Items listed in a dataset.
--- --- ---

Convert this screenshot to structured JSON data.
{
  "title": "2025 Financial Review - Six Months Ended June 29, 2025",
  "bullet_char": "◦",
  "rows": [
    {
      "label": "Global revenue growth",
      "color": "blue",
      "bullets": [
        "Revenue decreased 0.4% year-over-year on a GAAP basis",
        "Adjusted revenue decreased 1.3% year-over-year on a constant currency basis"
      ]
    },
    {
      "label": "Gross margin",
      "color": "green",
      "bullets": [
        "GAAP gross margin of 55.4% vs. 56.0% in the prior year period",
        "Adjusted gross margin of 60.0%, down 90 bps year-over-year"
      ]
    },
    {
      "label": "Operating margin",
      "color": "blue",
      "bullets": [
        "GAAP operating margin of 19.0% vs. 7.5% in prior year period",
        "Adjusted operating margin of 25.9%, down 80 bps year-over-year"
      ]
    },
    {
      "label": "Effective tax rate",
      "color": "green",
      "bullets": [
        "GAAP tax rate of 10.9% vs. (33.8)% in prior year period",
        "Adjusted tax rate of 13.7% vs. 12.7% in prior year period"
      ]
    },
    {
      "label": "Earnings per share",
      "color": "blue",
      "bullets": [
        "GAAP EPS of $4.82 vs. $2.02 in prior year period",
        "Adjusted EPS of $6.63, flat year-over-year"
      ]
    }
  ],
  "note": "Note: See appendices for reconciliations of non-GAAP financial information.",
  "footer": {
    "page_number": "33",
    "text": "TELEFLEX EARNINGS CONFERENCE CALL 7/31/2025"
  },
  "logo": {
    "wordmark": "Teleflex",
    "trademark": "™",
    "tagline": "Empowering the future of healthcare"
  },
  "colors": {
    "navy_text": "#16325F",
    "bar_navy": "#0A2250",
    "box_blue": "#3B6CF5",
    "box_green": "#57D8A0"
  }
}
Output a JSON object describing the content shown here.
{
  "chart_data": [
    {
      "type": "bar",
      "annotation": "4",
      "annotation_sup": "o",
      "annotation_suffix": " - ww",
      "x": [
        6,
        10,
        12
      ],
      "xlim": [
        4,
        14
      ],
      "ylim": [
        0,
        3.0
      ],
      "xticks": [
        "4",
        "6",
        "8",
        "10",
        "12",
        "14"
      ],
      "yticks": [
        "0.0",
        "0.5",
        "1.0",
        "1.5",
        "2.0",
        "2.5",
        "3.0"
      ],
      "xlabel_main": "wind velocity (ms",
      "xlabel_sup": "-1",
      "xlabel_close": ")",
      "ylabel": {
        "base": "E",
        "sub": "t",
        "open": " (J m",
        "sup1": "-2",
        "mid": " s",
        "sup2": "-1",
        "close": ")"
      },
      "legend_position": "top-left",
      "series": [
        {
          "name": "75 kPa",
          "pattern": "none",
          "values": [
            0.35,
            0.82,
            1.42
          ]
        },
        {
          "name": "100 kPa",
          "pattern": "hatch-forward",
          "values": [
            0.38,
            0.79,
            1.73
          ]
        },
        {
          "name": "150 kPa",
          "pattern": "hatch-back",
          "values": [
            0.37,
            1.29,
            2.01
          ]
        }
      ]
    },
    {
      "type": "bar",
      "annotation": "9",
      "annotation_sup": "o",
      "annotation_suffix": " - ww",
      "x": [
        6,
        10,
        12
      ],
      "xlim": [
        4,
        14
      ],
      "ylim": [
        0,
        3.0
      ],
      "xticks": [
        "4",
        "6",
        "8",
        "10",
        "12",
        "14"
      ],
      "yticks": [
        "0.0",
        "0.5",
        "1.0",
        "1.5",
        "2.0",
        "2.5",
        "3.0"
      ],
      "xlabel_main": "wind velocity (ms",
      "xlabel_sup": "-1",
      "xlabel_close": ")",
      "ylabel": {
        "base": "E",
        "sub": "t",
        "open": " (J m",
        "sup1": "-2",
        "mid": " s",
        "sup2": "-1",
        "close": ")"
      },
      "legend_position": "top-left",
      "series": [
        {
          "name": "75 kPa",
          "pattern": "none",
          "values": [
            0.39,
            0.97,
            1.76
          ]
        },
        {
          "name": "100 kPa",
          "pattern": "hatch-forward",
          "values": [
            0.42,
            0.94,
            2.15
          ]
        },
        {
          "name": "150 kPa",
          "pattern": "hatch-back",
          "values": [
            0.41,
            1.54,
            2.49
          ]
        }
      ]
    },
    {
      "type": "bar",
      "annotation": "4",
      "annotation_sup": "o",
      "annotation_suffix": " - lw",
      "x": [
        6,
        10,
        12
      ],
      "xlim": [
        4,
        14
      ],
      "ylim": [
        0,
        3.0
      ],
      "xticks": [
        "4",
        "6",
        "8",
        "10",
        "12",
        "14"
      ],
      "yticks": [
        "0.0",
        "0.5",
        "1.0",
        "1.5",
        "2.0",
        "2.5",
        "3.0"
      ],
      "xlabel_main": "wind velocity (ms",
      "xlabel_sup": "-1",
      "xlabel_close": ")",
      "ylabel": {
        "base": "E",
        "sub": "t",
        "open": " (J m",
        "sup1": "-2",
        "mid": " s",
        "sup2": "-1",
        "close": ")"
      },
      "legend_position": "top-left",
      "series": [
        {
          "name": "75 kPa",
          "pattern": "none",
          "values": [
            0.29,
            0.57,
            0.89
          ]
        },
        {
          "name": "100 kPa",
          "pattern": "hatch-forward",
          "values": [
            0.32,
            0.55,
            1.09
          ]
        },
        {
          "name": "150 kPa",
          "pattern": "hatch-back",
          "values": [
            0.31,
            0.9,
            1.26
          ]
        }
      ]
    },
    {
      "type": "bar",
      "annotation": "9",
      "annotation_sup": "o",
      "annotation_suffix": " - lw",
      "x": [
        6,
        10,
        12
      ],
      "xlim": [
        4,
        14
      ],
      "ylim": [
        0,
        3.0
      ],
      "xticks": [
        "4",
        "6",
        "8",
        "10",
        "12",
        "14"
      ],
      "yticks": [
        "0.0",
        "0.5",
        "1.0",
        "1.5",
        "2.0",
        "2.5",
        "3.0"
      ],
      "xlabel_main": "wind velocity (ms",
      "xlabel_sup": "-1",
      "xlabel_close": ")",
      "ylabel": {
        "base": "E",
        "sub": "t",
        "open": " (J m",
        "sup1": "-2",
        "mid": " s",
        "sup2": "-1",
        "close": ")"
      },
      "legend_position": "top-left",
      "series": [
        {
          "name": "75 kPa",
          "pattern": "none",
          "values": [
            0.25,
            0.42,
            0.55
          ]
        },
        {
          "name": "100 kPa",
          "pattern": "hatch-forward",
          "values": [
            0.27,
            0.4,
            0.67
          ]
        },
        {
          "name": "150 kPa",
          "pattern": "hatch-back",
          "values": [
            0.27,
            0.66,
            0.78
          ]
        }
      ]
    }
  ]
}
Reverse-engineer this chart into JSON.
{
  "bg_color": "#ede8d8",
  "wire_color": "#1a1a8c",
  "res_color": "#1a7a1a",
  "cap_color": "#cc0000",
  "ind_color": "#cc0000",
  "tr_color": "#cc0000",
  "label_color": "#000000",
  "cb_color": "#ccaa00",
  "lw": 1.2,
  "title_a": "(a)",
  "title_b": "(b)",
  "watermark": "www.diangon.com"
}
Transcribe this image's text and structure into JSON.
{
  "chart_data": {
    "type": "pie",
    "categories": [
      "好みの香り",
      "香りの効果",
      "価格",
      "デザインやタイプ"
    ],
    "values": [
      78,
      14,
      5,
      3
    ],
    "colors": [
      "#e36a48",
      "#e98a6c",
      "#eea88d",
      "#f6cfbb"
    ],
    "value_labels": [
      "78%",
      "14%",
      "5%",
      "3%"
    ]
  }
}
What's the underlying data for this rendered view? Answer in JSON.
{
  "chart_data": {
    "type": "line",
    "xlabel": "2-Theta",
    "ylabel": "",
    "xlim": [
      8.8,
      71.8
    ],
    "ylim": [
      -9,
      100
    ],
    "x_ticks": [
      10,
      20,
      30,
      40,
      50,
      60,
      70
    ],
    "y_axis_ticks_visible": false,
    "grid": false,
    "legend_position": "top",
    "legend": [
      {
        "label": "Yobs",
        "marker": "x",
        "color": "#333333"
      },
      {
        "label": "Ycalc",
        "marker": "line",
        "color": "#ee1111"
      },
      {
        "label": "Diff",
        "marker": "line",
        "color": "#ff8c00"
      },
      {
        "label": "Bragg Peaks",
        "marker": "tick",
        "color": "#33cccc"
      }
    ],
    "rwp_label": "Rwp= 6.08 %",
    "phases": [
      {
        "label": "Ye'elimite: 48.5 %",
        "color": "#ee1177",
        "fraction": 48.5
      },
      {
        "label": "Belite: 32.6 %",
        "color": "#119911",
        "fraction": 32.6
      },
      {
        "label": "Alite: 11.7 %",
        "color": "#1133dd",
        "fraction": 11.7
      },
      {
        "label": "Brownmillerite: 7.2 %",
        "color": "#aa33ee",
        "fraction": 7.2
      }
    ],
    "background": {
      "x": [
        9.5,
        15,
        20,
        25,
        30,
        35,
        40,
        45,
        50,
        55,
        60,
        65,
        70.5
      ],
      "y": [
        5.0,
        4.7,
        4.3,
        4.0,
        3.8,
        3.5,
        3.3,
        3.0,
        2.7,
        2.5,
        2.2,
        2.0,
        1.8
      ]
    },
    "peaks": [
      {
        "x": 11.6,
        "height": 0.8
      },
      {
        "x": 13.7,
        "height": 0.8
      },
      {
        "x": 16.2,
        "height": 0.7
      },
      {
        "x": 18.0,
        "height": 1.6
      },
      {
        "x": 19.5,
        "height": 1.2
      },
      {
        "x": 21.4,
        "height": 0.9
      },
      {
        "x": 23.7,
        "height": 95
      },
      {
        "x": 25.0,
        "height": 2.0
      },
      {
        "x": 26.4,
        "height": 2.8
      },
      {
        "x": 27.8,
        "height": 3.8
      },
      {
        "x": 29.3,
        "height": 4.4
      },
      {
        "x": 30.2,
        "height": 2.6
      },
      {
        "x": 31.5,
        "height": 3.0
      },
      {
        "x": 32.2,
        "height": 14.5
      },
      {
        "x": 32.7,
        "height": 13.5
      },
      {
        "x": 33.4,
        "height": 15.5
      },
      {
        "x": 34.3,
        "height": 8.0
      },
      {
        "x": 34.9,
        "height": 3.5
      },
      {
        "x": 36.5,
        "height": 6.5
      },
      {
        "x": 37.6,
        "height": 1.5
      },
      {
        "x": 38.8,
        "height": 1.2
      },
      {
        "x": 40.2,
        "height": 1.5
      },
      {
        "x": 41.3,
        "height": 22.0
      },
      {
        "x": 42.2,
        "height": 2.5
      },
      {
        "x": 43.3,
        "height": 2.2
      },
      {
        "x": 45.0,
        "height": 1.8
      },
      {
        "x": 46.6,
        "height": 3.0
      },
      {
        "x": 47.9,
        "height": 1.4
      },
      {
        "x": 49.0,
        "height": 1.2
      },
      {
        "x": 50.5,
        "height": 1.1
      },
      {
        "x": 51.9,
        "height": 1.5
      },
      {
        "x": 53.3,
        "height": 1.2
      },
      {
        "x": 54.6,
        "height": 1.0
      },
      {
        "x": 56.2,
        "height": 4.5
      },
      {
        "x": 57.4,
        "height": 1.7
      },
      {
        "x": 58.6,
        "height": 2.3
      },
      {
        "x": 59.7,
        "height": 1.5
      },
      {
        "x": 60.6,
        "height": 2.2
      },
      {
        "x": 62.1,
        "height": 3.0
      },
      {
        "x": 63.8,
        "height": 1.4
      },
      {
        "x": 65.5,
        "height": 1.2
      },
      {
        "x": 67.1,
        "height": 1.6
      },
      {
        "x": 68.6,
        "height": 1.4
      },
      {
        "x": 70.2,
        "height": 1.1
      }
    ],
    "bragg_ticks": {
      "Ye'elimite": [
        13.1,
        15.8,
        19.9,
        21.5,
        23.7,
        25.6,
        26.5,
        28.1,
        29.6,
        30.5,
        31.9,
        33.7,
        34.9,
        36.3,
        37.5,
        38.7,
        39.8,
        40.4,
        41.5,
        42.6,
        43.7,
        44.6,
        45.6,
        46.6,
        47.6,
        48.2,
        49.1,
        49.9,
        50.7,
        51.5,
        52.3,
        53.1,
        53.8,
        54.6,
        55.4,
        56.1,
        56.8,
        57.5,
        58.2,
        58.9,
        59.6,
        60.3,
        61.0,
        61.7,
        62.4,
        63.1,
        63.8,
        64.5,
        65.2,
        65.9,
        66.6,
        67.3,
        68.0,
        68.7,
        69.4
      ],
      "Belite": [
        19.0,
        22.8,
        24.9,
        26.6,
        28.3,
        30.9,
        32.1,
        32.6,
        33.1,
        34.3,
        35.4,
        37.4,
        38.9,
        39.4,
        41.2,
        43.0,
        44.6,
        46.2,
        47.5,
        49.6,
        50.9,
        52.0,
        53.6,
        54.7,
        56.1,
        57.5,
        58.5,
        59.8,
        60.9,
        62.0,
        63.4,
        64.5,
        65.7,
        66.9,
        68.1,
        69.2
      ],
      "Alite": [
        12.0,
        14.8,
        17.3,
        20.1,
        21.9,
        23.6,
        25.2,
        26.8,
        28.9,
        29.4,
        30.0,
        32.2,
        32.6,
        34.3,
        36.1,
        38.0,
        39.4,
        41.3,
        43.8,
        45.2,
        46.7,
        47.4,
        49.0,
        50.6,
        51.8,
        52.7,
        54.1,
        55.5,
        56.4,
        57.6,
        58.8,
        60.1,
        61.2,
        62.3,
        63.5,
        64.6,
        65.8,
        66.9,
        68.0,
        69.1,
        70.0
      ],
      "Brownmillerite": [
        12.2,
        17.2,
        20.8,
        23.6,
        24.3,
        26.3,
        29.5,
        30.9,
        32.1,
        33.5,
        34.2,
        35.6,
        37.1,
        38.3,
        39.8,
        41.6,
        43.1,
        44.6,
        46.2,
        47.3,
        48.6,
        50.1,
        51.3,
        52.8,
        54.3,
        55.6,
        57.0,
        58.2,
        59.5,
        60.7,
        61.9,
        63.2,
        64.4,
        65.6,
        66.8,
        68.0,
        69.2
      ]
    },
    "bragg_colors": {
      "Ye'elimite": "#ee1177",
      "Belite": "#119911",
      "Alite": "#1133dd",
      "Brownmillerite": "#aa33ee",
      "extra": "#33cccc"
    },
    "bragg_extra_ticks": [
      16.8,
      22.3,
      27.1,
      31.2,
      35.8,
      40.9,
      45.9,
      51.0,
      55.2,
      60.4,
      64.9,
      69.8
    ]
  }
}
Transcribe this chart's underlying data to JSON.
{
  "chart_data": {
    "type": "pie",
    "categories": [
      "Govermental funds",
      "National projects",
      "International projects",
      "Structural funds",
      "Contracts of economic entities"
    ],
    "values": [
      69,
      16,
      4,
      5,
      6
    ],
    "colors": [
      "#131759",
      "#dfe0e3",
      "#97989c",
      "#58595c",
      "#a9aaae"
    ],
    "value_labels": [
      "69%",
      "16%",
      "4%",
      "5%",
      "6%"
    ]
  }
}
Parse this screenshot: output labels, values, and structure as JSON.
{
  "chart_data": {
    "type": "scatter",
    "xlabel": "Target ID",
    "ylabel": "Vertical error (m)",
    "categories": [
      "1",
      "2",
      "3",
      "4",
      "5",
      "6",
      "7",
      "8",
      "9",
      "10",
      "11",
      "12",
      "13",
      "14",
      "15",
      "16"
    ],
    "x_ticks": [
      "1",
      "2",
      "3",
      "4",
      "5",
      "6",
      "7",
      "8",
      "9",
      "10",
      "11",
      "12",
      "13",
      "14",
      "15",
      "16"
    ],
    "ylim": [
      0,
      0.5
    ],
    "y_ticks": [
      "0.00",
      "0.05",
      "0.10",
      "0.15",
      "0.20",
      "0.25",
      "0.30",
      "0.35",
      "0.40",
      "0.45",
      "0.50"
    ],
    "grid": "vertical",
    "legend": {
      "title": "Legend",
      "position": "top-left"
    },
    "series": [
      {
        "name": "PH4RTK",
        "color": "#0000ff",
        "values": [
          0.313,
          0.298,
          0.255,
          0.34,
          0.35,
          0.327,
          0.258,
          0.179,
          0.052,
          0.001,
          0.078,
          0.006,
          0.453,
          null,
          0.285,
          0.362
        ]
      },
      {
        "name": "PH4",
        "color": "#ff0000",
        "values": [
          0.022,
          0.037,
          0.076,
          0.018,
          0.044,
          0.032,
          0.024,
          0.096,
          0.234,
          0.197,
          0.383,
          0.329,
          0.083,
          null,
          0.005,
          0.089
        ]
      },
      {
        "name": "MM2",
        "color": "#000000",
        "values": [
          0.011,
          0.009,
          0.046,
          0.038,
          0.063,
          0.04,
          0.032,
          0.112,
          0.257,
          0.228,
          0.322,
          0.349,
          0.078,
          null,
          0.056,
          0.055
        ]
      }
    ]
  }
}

--- --- ---

Work to be completed.
From the data, pick out every line that includes "this".

Correct response.
Convert this screenshot to structured JSON data.
Reverse-engineer this chart into JSON.
Transcribe this image's text and structure into JSON.
What's the underlying data for this rendered view? Answer in JSON.
Transcribe this chart's underlying data to JSON.
Parse this screenshot: output labels, values, and structure as JSON.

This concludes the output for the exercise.